- _Record set_:
** start **
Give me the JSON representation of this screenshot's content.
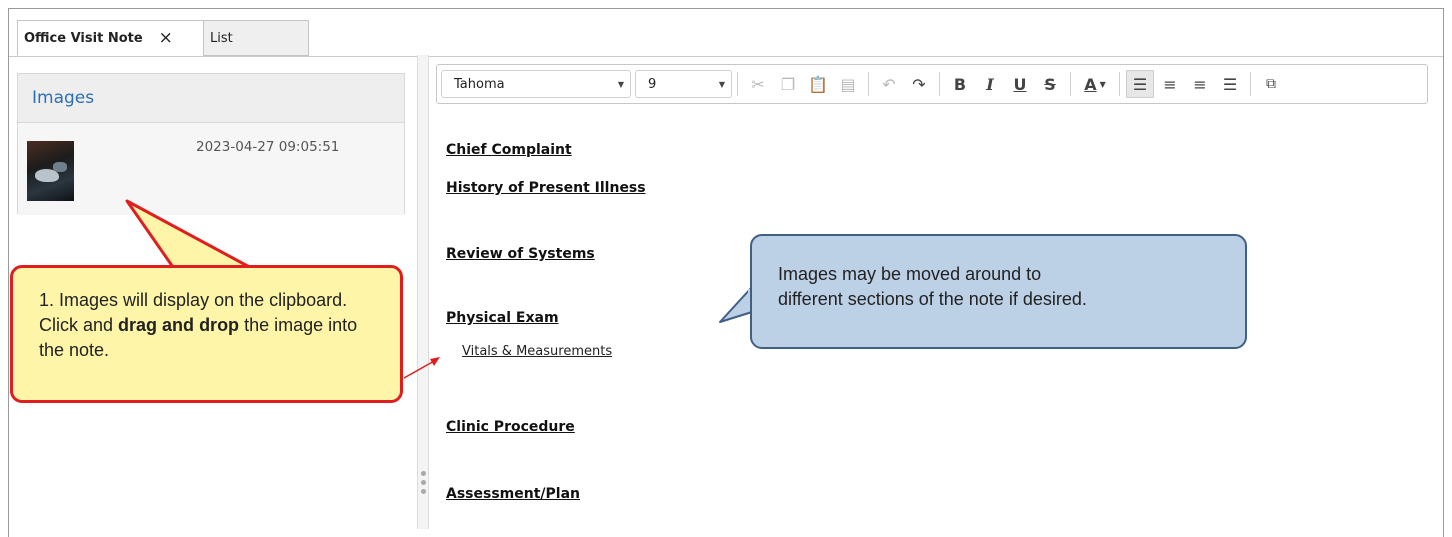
{
  "tabs": [
    {
      "label": "Office Visit Note",
      "close": "×"
    },
    {
      "label": "List"
    }
  ],
  "images_panel": {
    "title": "Images",
    "items": [
      {
        "timestamp": "2023-04-27 09:05:51"
      }
    ]
  },
  "toolbar": {
    "font": "Tahoma",
    "size": "9",
    "icons": [
      "cut-icon",
      "copy-icon",
      "paste-icon",
      "paste-special-icon",
      "undo-icon",
      "redo-icon",
      "bold-icon",
      "italic-icon",
      "underline-icon",
      "strikethrough-icon",
      "font-color-icon",
      "align-left-icon",
      "align-center-icon",
      "align-right-icon",
      "justify-icon",
      "insert-field-icon"
    ],
    "bold": "B",
    "italic": "I",
    "underline": "U",
    "strike": "S",
    "font_color": "A"
  },
  "note": {
    "sections": [
      "Chief Complaint",
      "History of Present Illness",
      "Review of Systems",
      "Physical Exam",
      "Clinic Procedure",
      "Assessment/Plan"
    ],
    "sub_items": [
      "Vitals & Measurements"
    ]
  },
  "callouts": {
    "red": {
      "before_1": "1. Images will display on the clipboard. Click and ",
      "bold_1": "drag and",
      "bold_2": "drop",
      "after_2": " the image into the note."
    },
    "blue": {
      "line1": "Images may be moved around to",
      "line2": "different sections of the note if desired."
    }
  },
  "colors": {
    "red_callout_border": "#e01e1e",
    "red_callout_fill": "#fff5a8",
    "blue_callout_fill": "#bcd0e6",
    "blue_callout_border": "#3f5f85",
    "panel_title": "#2d6fb3"
  }
}
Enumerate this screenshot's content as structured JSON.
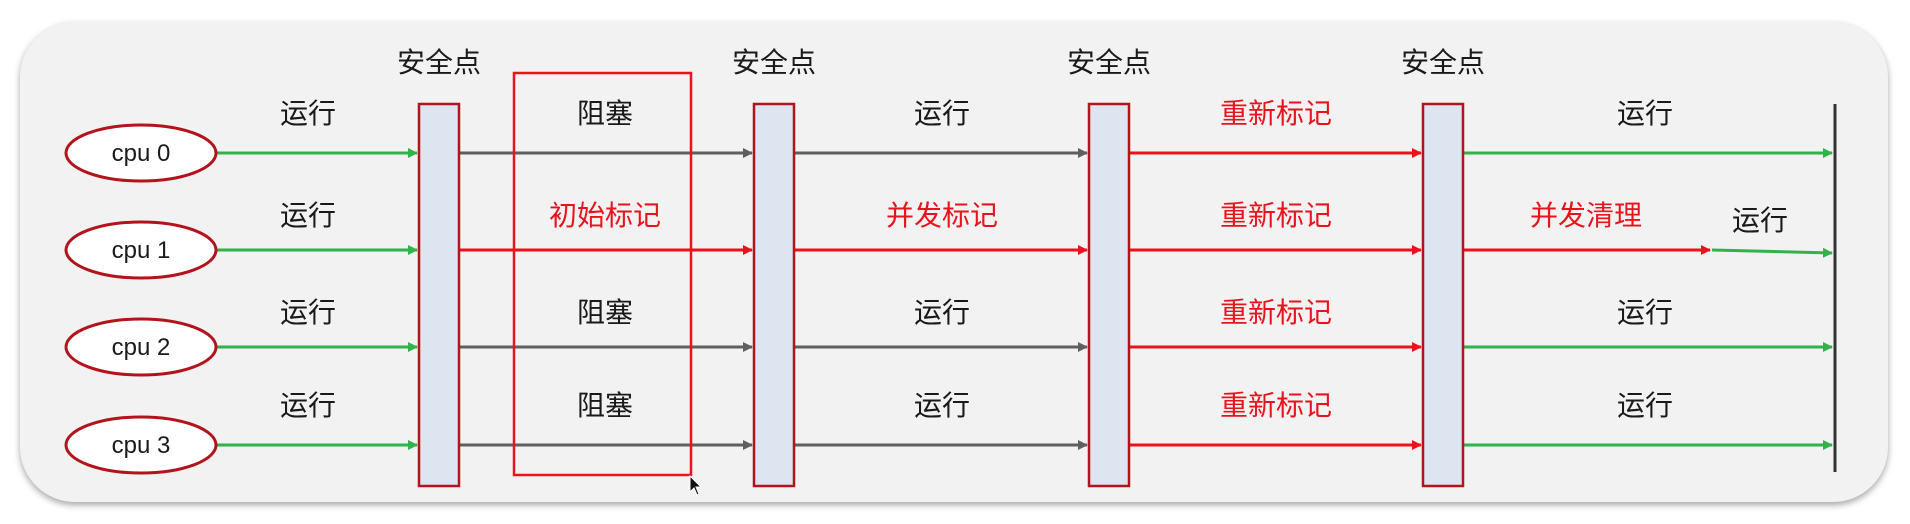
{
  "colors": {
    "run": "#2fb34a",
    "gray": "#5f5f5f",
    "red": "#e8141b",
    "ellipse_stroke": "#b3141b",
    "safepoint_fill": "#dde5f1",
    "safepoint_stroke": "#b3141b",
    "text": "#1a1a1a"
  },
  "cpus": [
    "cpu 0",
    "cpu 1",
    "cpu 2",
    "cpu 3"
  ],
  "safepoint_label": "安全点",
  "phases": [
    {
      "labels": [
        "运行",
        "运行",
        "运行",
        "运行"
      ],
      "colors": [
        "black",
        "black",
        "black",
        "black"
      ],
      "lines": [
        "green",
        "green",
        "green",
        "green"
      ]
    },
    {
      "labels": [
        "阻塞",
        "初始标记",
        "阻塞",
        "阻塞"
      ],
      "colors": [
        "black",
        "red",
        "black",
        "black"
      ],
      "lines": [
        "gray",
        "red",
        "gray",
        "gray"
      ]
    },
    {
      "labels": [
        "运行",
        "并发标记",
        "运行",
        "运行"
      ],
      "colors": [
        "black",
        "red",
        "black",
        "black"
      ],
      "lines": [
        "gray",
        "red",
        "gray",
        "gray"
      ]
    },
    {
      "labels": [
        "重新标记",
        "重新标记",
        "重新标记",
        "重新标记"
      ],
      "colors": [
        "red",
        "red",
        "red",
        "red"
      ],
      "lines": [
        "red",
        "red",
        "red",
        "red"
      ]
    },
    {
      "labels": [
        "运行",
        "并发清理",
        "运行",
        "运行"
      ],
      "colors": [
        "black",
        "red",
        "black",
        "black"
      ],
      "lines": [
        "green",
        "red",
        "green",
        "green"
      ]
    }
  ],
  "extra_run_label": "运行"
}
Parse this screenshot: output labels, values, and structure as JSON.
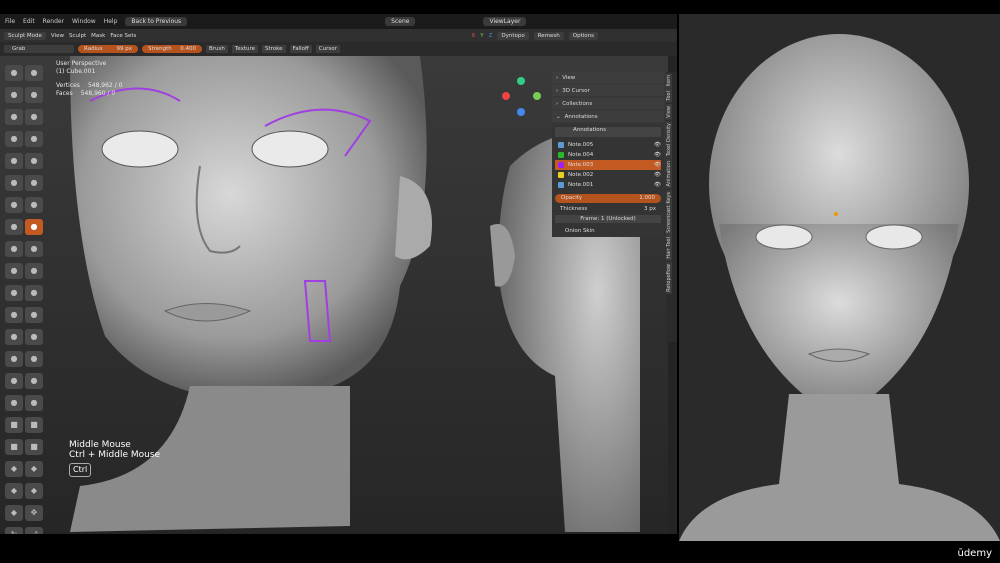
{
  "menu": [
    "File",
    "Edit",
    "Render",
    "Window",
    "Help"
  ],
  "topbar": {
    "back": "Back to Previous",
    "scene": "Scene",
    "viewlayer": "ViewLayer"
  },
  "header": {
    "mode": "Sculpt Mode",
    "menus": [
      "View",
      "Sculpt",
      "Mask",
      "Face Sets"
    ],
    "axes": [
      "X",
      "Y",
      "Z"
    ],
    "dyntopo": "Dyntopo",
    "remesh": "Remesh",
    "options": "Options"
  },
  "tool": {
    "brush_name": "Grab",
    "radius_label": "Radius",
    "radius_value": "99 px",
    "strength_label": "Strength",
    "strength_value": "0.400",
    "menus": [
      "Brush",
      "Texture",
      "Stroke",
      "Falloff",
      "Cursor"
    ]
  },
  "info": {
    "perspective": "User Perspective",
    "object": "(1) Cube.001",
    "vertices_label": "Vertices",
    "vertices": "548,962 / 0",
    "faces_label": "Faces",
    "faces": "548,960 / 0"
  },
  "hint": {
    "line1": "Middle Mouse",
    "line2": "Ctrl + Middle Mouse",
    "key": "Ctrl"
  },
  "panel": {
    "sections": [
      "View",
      "3D Cursor",
      "Collections",
      "Annotations"
    ],
    "datablock": "Annotations",
    "notes": [
      {
        "name": "Note.005",
        "color": "#5b9bd5",
        "selected": false
      },
      {
        "name": "Note.004",
        "color": "#2ab52a",
        "selected": false
      },
      {
        "name": "Note.003",
        "color": "#a020f0",
        "selected": true
      },
      {
        "name": "Note.002",
        "color": "#e8d020",
        "selected": false
      },
      {
        "name": "Note.001",
        "color": "#5b9bd5",
        "selected": false
      }
    ],
    "opacity_label": "Opacity",
    "opacity_value": "1.000",
    "thickness_label": "Thickness",
    "thickness_value": "3 px",
    "frame": "Frame: 1 (Unlocked)",
    "onion": "Onion Skin"
  },
  "tabs": [
    "Item",
    "Tool",
    "View",
    "Texel Density",
    "Animation",
    "Screencast Keys",
    "Hair Tool",
    "Retopoflow"
  ],
  "watermark": "ūdemy"
}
** end **
- _The exercise_: Out of the material above, select every line that holds the string "this".

- _In response_:
Give me the JSON representation of this screenshot's content.
Enumerate this screenshot's content as structured JSON.
Parse this screenshot: output labels, values, and structure as JSON.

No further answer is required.